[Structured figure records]
○ ○ ○ ○
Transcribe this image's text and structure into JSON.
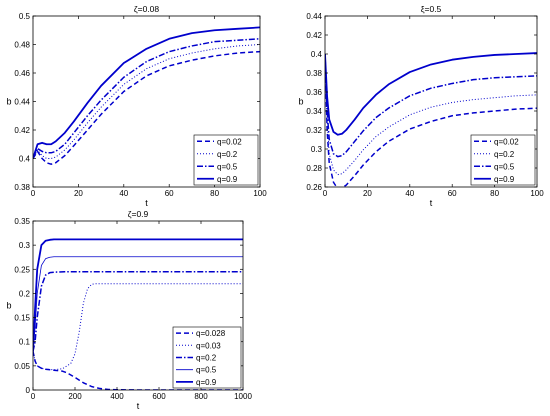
{
  "chart_data": [
    {
      "type": "line",
      "title": "ζ=0.08",
      "xlabel": "t",
      "ylabel": "b",
      "xlim": [
        0,
        100
      ],
      "ylim": [
        0.38,
        0.5
      ],
      "xticks": [
        0,
        20,
        40,
        60,
        80,
        100
      ],
      "yticks": [
        0.38,
        0.4,
        0.42,
        0.44,
        0.46,
        0.48,
        0.5
      ],
      "ytick_labels": [
        "0.38",
        "0.4",
        "0.42",
        "0.44",
        "0.46",
        "0.48",
        "0.5"
      ],
      "legend_position": "bottom-right",
      "color": "#0000cc",
      "series": [
        {
          "name": "q=0.02",
          "style": "dashed",
          "x": [
            0,
            2,
            4,
            6,
            8,
            10,
            14,
            18,
            24,
            30,
            40,
            50,
            60,
            70,
            80,
            90,
            100
          ],
          "values": [
            0.4,
            0.405,
            0.4,
            0.397,
            0.396,
            0.397,
            0.402,
            0.409,
            0.42,
            0.431,
            0.447,
            0.458,
            0.465,
            0.469,
            0.472,
            0.474,
            0.475
          ]
        },
        {
          "name": "q=0.2",
          "style": "dotted",
          "x": [
            0,
            2,
            4,
            6,
            8,
            10,
            14,
            18,
            24,
            30,
            40,
            50,
            60,
            70,
            80,
            90,
            100
          ],
          "values": [
            0.4,
            0.406,
            0.402,
            0.4,
            0.4,
            0.401,
            0.406,
            0.413,
            0.425,
            0.436,
            0.452,
            0.463,
            0.47,
            0.474,
            0.477,
            0.479,
            0.48
          ]
        },
        {
          "name": "q=0.5",
          "style": "dashdot",
          "x": [
            0,
            2,
            4,
            6,
            8,
            10,
            14,
            18,
            24,
            30,
            40,
            50,
            60,
            70,
            80,
            90,
            100
          ],
          "values": [
            0.4,
            0.407,
            0.405,
            0.404,
            0.404,
            0.405,
            0.41,
            0.418,
            0.43,
            0.441,
            0.457,
            0.468,
            0.475,
            0.479,
            0.482,
            0.483,
            0.484
          ]
        },
        {
          "name": "q=0.9",
          "style": "solid",
          "x": [
            0,
            2,
            4,
            6,
            8,
            10,
            14,
            18,
            24,
            30,
            40,
            50,
            60,
            70,
            80,
            90,
            100
          ],
          "values": [
            0.4,
            0.41,
            0.411,
            0.41,
            0.41,
            0.412,
            0.418,
            0.426,
            0.439,
            0.451,
            0.467,
            0.477,
            0.484,
            0.488,
            0.49,
            0.491,
            0.492
          ]
        }
      ]
    },
    {
      "type": "line",
      "title": "ξ=0.5",
      "xlabel": "t",
      "ylabel": "b",
      "xlim": [
        0,
        100
      ],
      "ylim": [
        0.26,
        0.44
      ],
      "xticks": [
        0,
        20,
        40,
        60,
        80,
        100
      ],
      "yticks": [
        0.26,
        0.28,
        0.3,
        0.32,
        0.34,
        0.36,
        0.38,
        0.4,
        0.42,
        0.44
      ],
      "ytick_labels": [
        "0.26",
        "0.28",
        "0.3",
        "0.32",
        "0.34",
        "0.36",
        "0.38",
        "0.4",
        "0.42",
        "0.44"
      ],
      "legend_position": "bottom-right",
      "color": "#0000cc",
      "series": [
        {
          "name": "q=0.02",
          "style": "dashed",
          "x": [
            0,
            1,
            2,
            4,
            6,
            8,
            10,
            14,
            18,
            24,
            30,
            40,
            50,
            60,
            70,
            80,
            90,
            100
          ],
          "values": [
            0.4,
            0.32,
            0.285,
            0.265,
            0.258,
            0.259,
            0.262,
            0.272,
            0.283,
            0.297,
            0.308,
            0.321,
            0.329,
            0.335,
            0.338,
            0.34,
            0.342,
            0.343
          ]
        },
        {
          "name": "q=0.2",
          "style": "dotted",
          "x": [
            0,
            1,
            2,
            4,
            6,
            8,
            10,
            14,
            18,
            24,
            30,
            40,
            50,
            60,
            70,
            80,
            90,
            100
          ],
          "values": [
            0.4,
            0.33,
            0.295,
            0.278,
            0.273,
            0.274,
            0.278,
            0.288,
            0.299,
            0.313,
            0.323,
            0.336,
            0.344,
            0.349,
            0.352,
            0.354,
            0.356,
            0.357
          ]
        },
        {
          "name": "q=0.5",
          "style": "dashdot",
          "x": [
            0,
            1,
            2,
            4,
            6,
            8,
            10,
            14,
            18,
            24,
            30,
            40,
            50,
            60,
            70,
            80,
            90,
            100
          ],
          "values": [
            0.4,
            0.34,
            0.31,
            0.295,
            0.292,
            0.293,
            0.297,
            0.308,
            0.319,
            0.333,
            0.343,
            0.356,
            0.364,
            0.369,
            0.373,
            0.375,
            0.376,
            0.377
          ]
        },
        {
          "name": "q=0.9",
          "style": "solid",
          "x": [
            0,
            1,
            2,
            4,
            6,
            8,
            10,
            14,
            18,
            24,
            30,
            40,
            50,
            60,
            70,
            80,
            90,
            100
          ],
          "values": [
            0.4,
            0.355,
            0.331,
            0.318,
            0.315,
            0.316,
            0.32,
            0.331,
            0.343,
            0.357,
            0.368,
            0.381,
            0.389,
            0.394,
            0.397,
            0.399,
            0.4,
            0.401
          ]
        }
      ]
    },
    {
      "type": "line",
      "title": "ζ=0.9",
      "xlabel": "t",
      "ylabel": "b",
      "xlim": [
        0,
        1000
      ],
      "ylim": [
        0,
        0.35
      ],
      "xticks": [
        0,
        200,
        400,
        600,
        800,
        1000
      ],
      "yticks": [
        0,
        0.05,
        0.1,
        0.15,
        0.2,
        0.25,
        0.3,
        0.35
      ],
      "ytick_labels": [
        "0",
        "0.05",
        "0.1",
        "0.15",
        "0.2",
        "0.25",
        "0.3",
        "0.35"
      ],
      "legend_position": "bottom-right",
      "color": "#0000cc",
      "series": [
        {
          "name": "q=0.028",
          "style": "dashed",
          "x": [
            0,
            10,
            20,
            40,
            60,
            100,
            140,
            160,
            200,
            240,
            280,
            320,
            360,
            400,
            500,
            600,
            800,
            1000
          ],
          "values": [
            0.08,
            0.06,
            0.05,
            0.045,
            0.043,
            0.041,
            0.039,
            0.036,
            0.026,
            0.015,
            0.007,
            0.003,
            0.001,
            0.0005,
            0.0001,
            0,
            0,
            0
          ]
        },
        {
          "name": "q=0.03",
          "style": "dotted",
          "x": [
            0,
            10,
            20,
            40,
            60,
            100,
            140,
            180,
            200,
            220,
            240,
            260,
            280,
            300,
            400,
            600,
            800,
            1000
          ],
          "values": [
            0.08,
            0.06,
            0.05,
            0.045,
            0.043,
            0.042,
            0.044,
            0.055,
            0.075,
            0.12,
            0.18,
            0.21,
            0.219,
            0.22,
            0.22,
            0.22,
            0.22,
            0.22
          ]
        },
        {
          "name": "q=0.2",
          "style": "dashdot",
          "x": [
            0,
            10,
            20,
            40,
            60,
            80,
            100,
            150,
            200,
            400,
            600,
            800,
            1000
          ],
          "values": [
            0.08,
            0.1,
            0.15,
            0.215,
            0.238,
            0.243,
            0.244,
            0.245,
            0.245,
            0.245,
            0.245,
            0.245,
            0.245
          ]
        },
        {
          "name": "q=0.5",
          "style": "thin",
          "x": [
            0,
            10,
            20,
            40,
            60,
            80,
            100,
            150,
            200,
            400,
            600,
            800,
            1000
          ],
          "values": [
            0.08,
            0.13,
            0.2,
            0.258,
            0.272,
            0.275,
            0.276,
            0.276,
            0.276,
            0.276,
            0.276,
            0.276,
            0.276
          ]
        },
        {
          "name": "q=0.9",
          "style": "solid",
          "x": [
            0,
            10,
            20,
            40,
            60,
            80,
            100,
            150,
            200,
            400,
            600,
            800,
            1000
          ],
          "values": [
            0.08,
            0.17,
            0.25,
            0.3,
            0.309,
            0.311,
            0.312,
            0.312,
            0.312,
            0.312,
            0.312,
            0.312,
            0.312
          ]
        }
      ]
    }
  ]
}
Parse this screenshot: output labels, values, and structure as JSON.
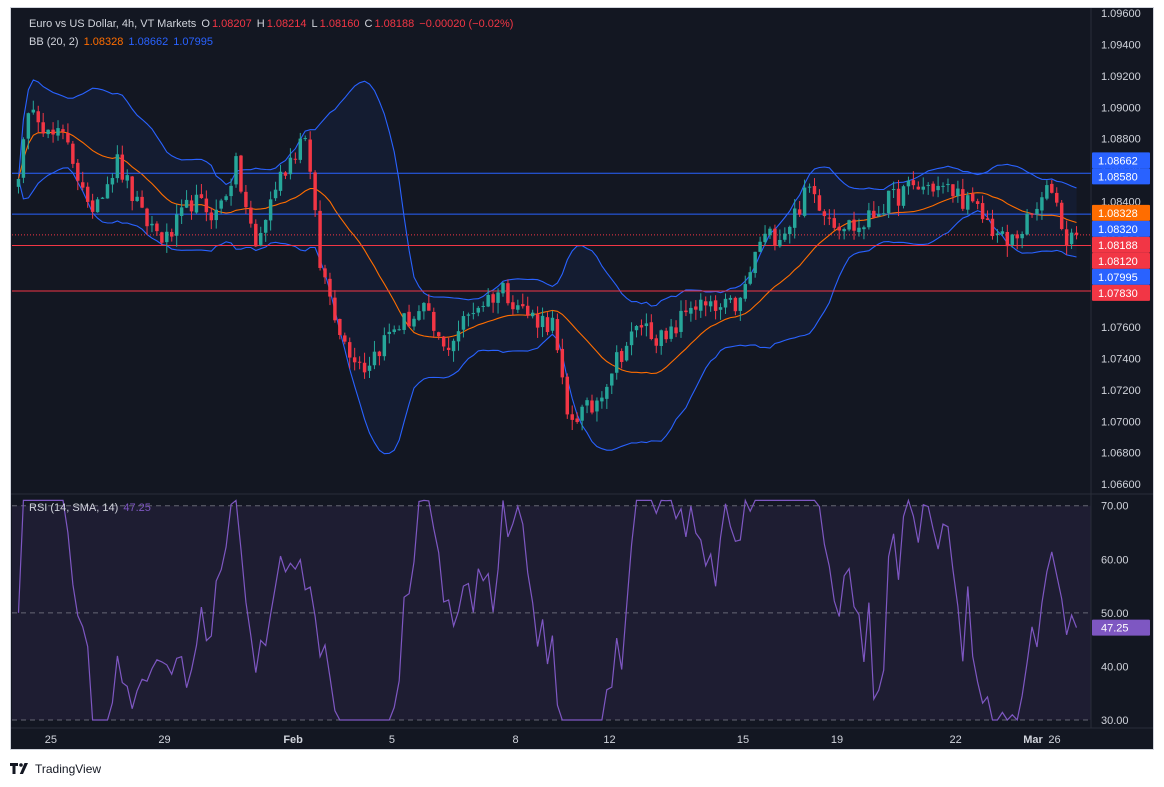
{
  "header": {
    "symbol": "Euro vs US Dollar, 4h, VT Markets",
    "o_label": "O",
    "o": "1.08207",
    "h_label": "H",
    "h": "1.08214",
    "l_label": "L",
    "l": "1.08160",
    "c_label": "C",
    "c": "1.08188",
    "change": "−0.00020 (−0.02%)"
  },
  "bb_legend": {
    "label": "BB (20, 2)",
    "basis": "1.08328",
    "upper": "1.08662",
    "lower": "1.07995"
  },
  "rsi_legend": {
    "label": "RSI (14, SMA, 14)",
    "value": "47.25"
  },
  "footer": {
    "brand": "TradingView"
  },
  "colors": {
    "background": "#131722",
    "up": "#26a69a",
    "down": "#f23645",
    "basis": "#ff6d00",
    "band": "#2962ff",
    "rsi": "#7e57c2",
    "level_blue": "#2962ff",
    "level_red": "#f23645"
  },
  "chart_data": [
    {
      "type": "candlestick",
      "title": "Euro vs US Dollar, 4h, VT Markets",
      "ylim": [
        1.0655,
        1.0962
      ],
      "y_ticks": [
        "1.09600",
        "1.09400",
        "1.09200",
        "1.09000",
        "1.08800",
        "1.08600",
        "1.08400",
        "1.08200",
        "1.08000",
        "1.07800",
        "1.07600",
        "1.07400",
        "1.07200",
        "1.07000",
        "1.06800",
        "1.06600"
      ],
      "x_tick_labels": [
        "25",
        "29",
        "Feb",
        "5",
        "8",
        "12",
        "15",
        "19",
        "22",
        "26",
        "Mar"
      ],
      "horizontal_levels": [
        {
          "value": 1.0858,
          "label": "1.08580",
          "color": "#2962ff"
        },
        {
          "value": 1.0832,
          "label": "1.08320",
          "color": "#2962ff"
        },
        {
          "value": 1.0812,
          "label": "1.08120",
          "color": "#f23645"
        },
        {
          "value": 1.0783,
          "label": "1.07830",
          "color": "#f23645"
        }
      ],
      "price_tags": [
        {
          "label": "1.08662",
          "value": 1.08662,
          "color": "#2962ff"
        },
        {
          "label": "1.08580",
          "value": 1.0858,
          "color": "#2962ff"
        },
        {
          "label": "1.08328",
          "value": 1.08328,
          "color": "#ff6d00"
        },
        {
          "label": "1.08320",
          "value": 1.0832,
          "color": "#2962ff"
        },
        {
          "label": "1.08188",
          "value": 1.08188,
          "color": "#f23645"
        },
        {
          "label": "1.08120",
          "value": 1.0812,
          "color": "#f23645"
        },
        {
          "label": "1.07995",
          "value": 1.07995,
          "color": "#2962ff"
        },
        {
          "label": "1.07830",
          "value": 1.0783,
          "color": "#f23645"
        }
      ],
      "last_close": 1.08188,
      "close_path": [
        [
          0,
          1.086
        ],
        [
          3,
          1.0905
        ],
        [
          6,
          1.0882
        ],
        [
          10,
          1.088
        ],
        [
          14,
          1.0833
        ],
        [
          20,
          1.0865
        ],
        [
          25,
          1.083
        ],
        [
          30,
          1.0815
        ],
        [
          35,
          1.084
        ],
        [
          40,
          1.0832
        ],
        [
          44,
          1.0862
        ],
        [
          48,
          1.081
        ],
        [
          52,
          1.085
        ],
        [
          58,
          1.0885
        ],
        [
          61,
          1.08
        ],
        [
          66,
          1.075
        ],
        [
          70,
          1.0735
        ],
        [
          76,
          1.076
        ],
        [
          82,
          1.077
        ],
        [
          86,
          1.0745
        ],
        [
          92,
          1.0772
        ],
        [
          98,
          1.0785
        ],
        [
          103,
          1.0768
        ],
        [
          108,
          1.0762
        ],
        [
          111,
          1.0702
        ],
        [
          116,
          1.0708
        ],
        [
          121,
          1.074
        ],
        [
          126,
          1.0762
        ],
        [
          131,
          1.075
        ],
        [
          136,
          1.0775
        ],
        [
          141,
          1.077
        ],
        [
          146,
          1.0775
        ],
        [
          150,
          1.0815
        ],
        [
          155,
          1.0822
        ],
        [
          160,
          1.0848
        ],
        [
          165,
          1.0828
        ],
        [
          170,
          1.0823
        ],
        [
          175,
          1.0838
        ],
        [
          180,
          1.0848
        ],
        [
          185,
          1.085
        ],
        [
          190,
          1.0845
        ],
        [
          195,
          1.083
        ],
        [
          200,
          1.0812
        ],
        [
          205,
          1.083
        ],
        [
          209,
          1.085
        ],
        [
          212,
          1.0815
        ],
        [
          214,
          1.08188
        ]
      ],
      "series": [
        {
          "name": "BB (20, 2)",
          "basis_last": 1.08328,
          "upper_last": 1.08662,
          "lower_last": 1.07995
        }
      ]
    },
    {
      "type": "line",
      "title": "RSI (14, SMA, 14)",
      "ylim": [
        28.5,
        72
      ],
      "y_ticks": [
        "70.00",
        "60.00",
        "50.00",
        "40.00",
        "30.00"
      ],
      "levels": [
        70,
        50,
        30
      ],
      "last": 47.25,
      "last_label": "47.25"
    }
  ]
}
○ ○ ○ ○
* _Given instruction_: Which lines contain "Euro"? Copy each of them.

* _In response_:
    "symbol": "Euro vs US Dollar, 4h, VT Markets",
      "title": "Euro vs US Dollar, 4h, VT Markets",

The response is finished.